----- Entries supplied
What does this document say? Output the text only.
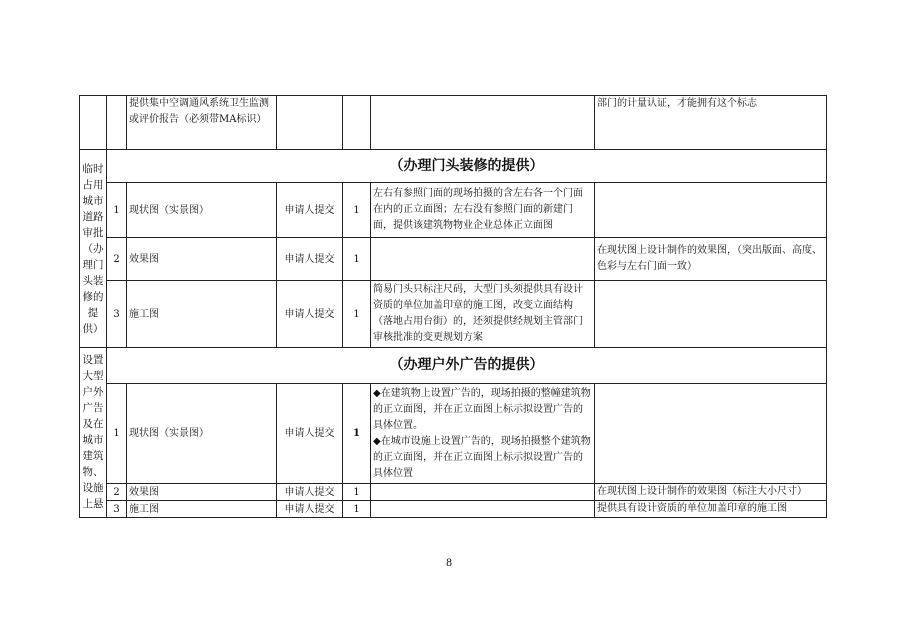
		提供集中空调通风系统卫生监测或评价报告（必须带MA标识）				部门的计量认证，才能拥有这个标志
临时占用城市道路审批（办理门头装修的提供）	（办理门头装修的提供）					
	1	现状图（实景图）	申请人提交	1	左右有参照门面的现场拍摄的含左右各一个门面在内的正立面图；左右没有参照门面的新建门面，提供该建筑物物业企业总体正立面图	
	2	效果图	申请人提交	1		在现状图上设计制作的效果图，（突出版面、高度、色彩与左右门面一致）
	3	施工图	申请人提交	1	简易门头只标注尺码，大型门头须提供具有设计资质的单位加盖印章的施工图，改变立面结构（落地占用台街）的，还须提供经规划主管部门审核批准的变更规划方案	
设置大型户外广告及在城市建筑物、设施上悬	（办理户外广告的提供）					
	1	现状图（实景图）	申请人提交	1	◆在建筑物上设置广告的，现场拍摄的整幢建筑物的正立面图，并在正立面图上标示拟设置广告的具体位置。
◆在城市设施上设置广告的，现场拍摄整个建筑物的正立面图，并在正立面图上标示拟设置广告的具体位置	

	2	效果图	申请人提交	1		在现状图上设计制作的效果图（标注大小尺寸）
	3	施工图	申请人提交	1		提供具有设计资质的单位加盖印章的施工图
8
----------
• _Description of the task_: Scan the entries above for the word "在现状图上设计制作的效果图" and collect each line holding it.

• _The answer_:
	2	效果图	申请人提交	1		在现状图上设计制作的效果图，（突出版面、高度、色彩与左右门面一致）
	2	效果图	申请人提交	1		在现状图上设计制作的效果图（标注大小尺寸）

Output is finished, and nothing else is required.